Task statement ▸ Exactly repeat all the records below, omitting the images they hold.
----------------------------------------
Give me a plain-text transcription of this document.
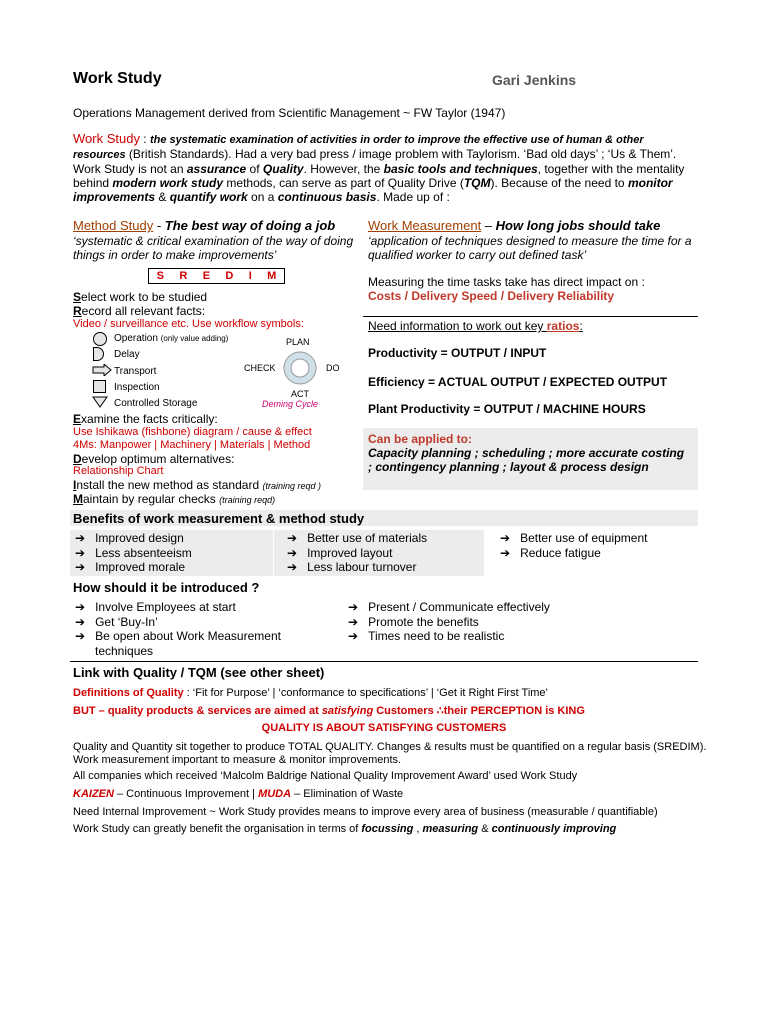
Work Study	Gari Jenkins
Operations Management derived from Scientific Management ~ FW Taylor (1947)
Work Study : the systematic examination of activities in order to improve the effective use of human & other resources (British Standards). Had a very bad press / image problem with Taylorism. ‘Bad old days’ ; ‘Us & Them’. Work Study is not an assurance of Quality. However, the basic tools and techniques, together with the mentality behind modern work study methods, can serve as part of Quality Drive (TQM). Because of the need to monitor improvements & quantify work on a continuous basis. Made up of :
Method Study - The best way of doing a job
‘systematic & critical examination of the way of doing things in order to make improvements’
S R E D I M
Select work to be studied
Record all relevant facts:
Video / surveillance etc. Use workflow symbols:
Operation (only value adding)
Delay
Transport
Inspection
Controlled Storage
PLAN
CHECK	DO
ACT
Deming Cycle
Examine the facts critically:
Use Ishikawa (fishbone) diagram / cause & effect
4Ms: Manpower | Machinery | Materials | Method
Develop optimum alternatives:
Relationship Chart
Install the new method as standard (training reqd )
Maintain by regular checks (training reqd)
Work Measurement – How long jobs should take
‘application of techniques designed to measure the time for a qualified worker to carry out defined task’
Measuring the time tasks take has direct impact on :
Costs / Delivery Speed / Delivery Reliability
Need information to work out key ratios:
Productivity = OUTPUT / INPUT
Efficiency = ACTUAL OUTPUT / EXPECTED OUTPUT
Plant Productivity = OUTPUT / MACHINE HOURS
Can be applied to:
Capacity planning ; scheduling ; more accurate costing ; contingency planning ; layout & process design
Benefits of work measurement & method study
➔   Improved design
➔   Less absenteeism
➔   Improved morale
➔   Better use of materials
➔   Improved layout
➔   Less labour turnover
➔   Better use of equipment
➔   Reduce fatigue
How should it be introduced ?
➔   Involve Employees at start
➔   Get ‘Buy-In’
➔   Be open about Work Measurement
techniques
➔   Present / Communicate effectively
➔   Promote the benefits
➔   Times need to be realistic
Link with Quality / TQM (see other sheet)
Definitions of Quality : ‘Fit for Purpose’ | ‘conformance to specifications’ | ‘Get it Right First Time’
BUT – quality products & services are aimed at satisfying Customers ∴their PERCEPTION is KING
QUALITY IS ABOUT SATISFYING CUSTOMERS
Quality and Quantity sit together to produce TOTAL QUALITY. Changes & results must be quantified on a regular basis (SREDIM). Work measurement important to measure & monitor improvements.
All companies which received ‘Malcolm Baldrige National Quality Improvement Award’ used Work Study
KAIZEN – Continuous Improvement | MUDA – Elimination of Waste
Need Internal Improvement ~ Work Study provides means to improve every area of business (measurable / quantifiable)
Work Study can greatly benefit the organisation in terms of focussing , measuring & continuously improving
----------------------------------------
Reply to the exercise ▸
Give me a plain-text transcription of this document.
Work Study	Gari Jenkins
Operations Management derived from Scientific Management ~ FW Taylor (1947)
Work Study : the systematic examination of activities in order to improve the effective use of human & other resources (British Standards). Had a very bad press / image problem with Taylorism. ‘Bad old days’ ; ‘Us & Them’. Work Study is not an assurance of Quality. However, the basic tools and techniques, together with the mentality behind modern work study methods, can serve as part of Quality Drive (TQM). Because of the need to monitor improvements & quantify work on a continuous basis. Made up of :
Method Study - The best way of doing a job
‘systematic & critical examination of the way of doing things in order to make improvements’
S R E D I M
Select work to be studied
Record all relevant facts:
Video / surveillance etc. Use workflow symbols:
Operation (only value adding)
Delay
Transport
Inspection
Controlled Storage
PLAN
CHECK	DO
ACT
Deming Cycle
Examine the facts critically:
Use Ishikawa (fishbone) diagram / cause & effect
4Ms: Manpower | Machinery | Materials | Method
Develop optimum alternatives:
Relationship Chart
Install the new method as standard (training reqd )
Maintain by regular checks (training reqd)
Work Measurement – How long jobs should take
‘application of techniques designed to measure the time for a qualified worker to carry out defined task’
Measuring the time tasks take has direct impact on :
Costs / Delivery Speed / Delivery Reliability
Need information to work out key ratios:
Productivity = OUTPUT / INPUT
Efficiency = ACTUAL OUTPUT / EXPECTED OUTPUT
Plant Productivity = OUTPUT / MACHINE HOURS
Can be applied to:
Capacity planning ; scheduling ; more accurate costing ; contingency planning ; layout & process design
Benefits of work measurement & method study
➔   Improved design
➔   Less absenteeism
➔   Improved morale
➔   Better use of materials
➔   Improved layout
➔   Less labour turnover
➔   Better use of equipment
➔   Reduce fatigue
How should it be introduced ?
➔   Involve Employees at start
➔   Get ‘Buy-In’
➔   Be open about Work Measurement
techniques
➔   Present / Communicate effectively
➔   Promote the benefits
➔   Times need to be realistic
Link with Quality / TQM (see other sheet)
Definitions of Quality : ‘Fit for Purpose’ | ‘conformance to specifications’ | ‘Get it Right First Time’
BUT – quality products & services are aimed at satisfying Customers ∴their PERCEPTION is KING
QUALITY IS ABOUT SATISFYING CUSTOMERS
Quality and Quantity sit together to produce TOTAL QUALITY. Changes & results must be quantified on a regular basis (SREDIM). Work measurement important to measure & monitor improvements.
All companies which received ‘Malcolm Baldrige National Quality Improvement Award’ used Work Study
KAIZEN – Continuous Improvement | MUDA – Elimination of Waste
Need Internal Improvement ~ Work Study provides means to improve every area of business (measurable / quantifiable)
Work Study can greatly benefit the organisation in terms of focussing , measuring & continuously improving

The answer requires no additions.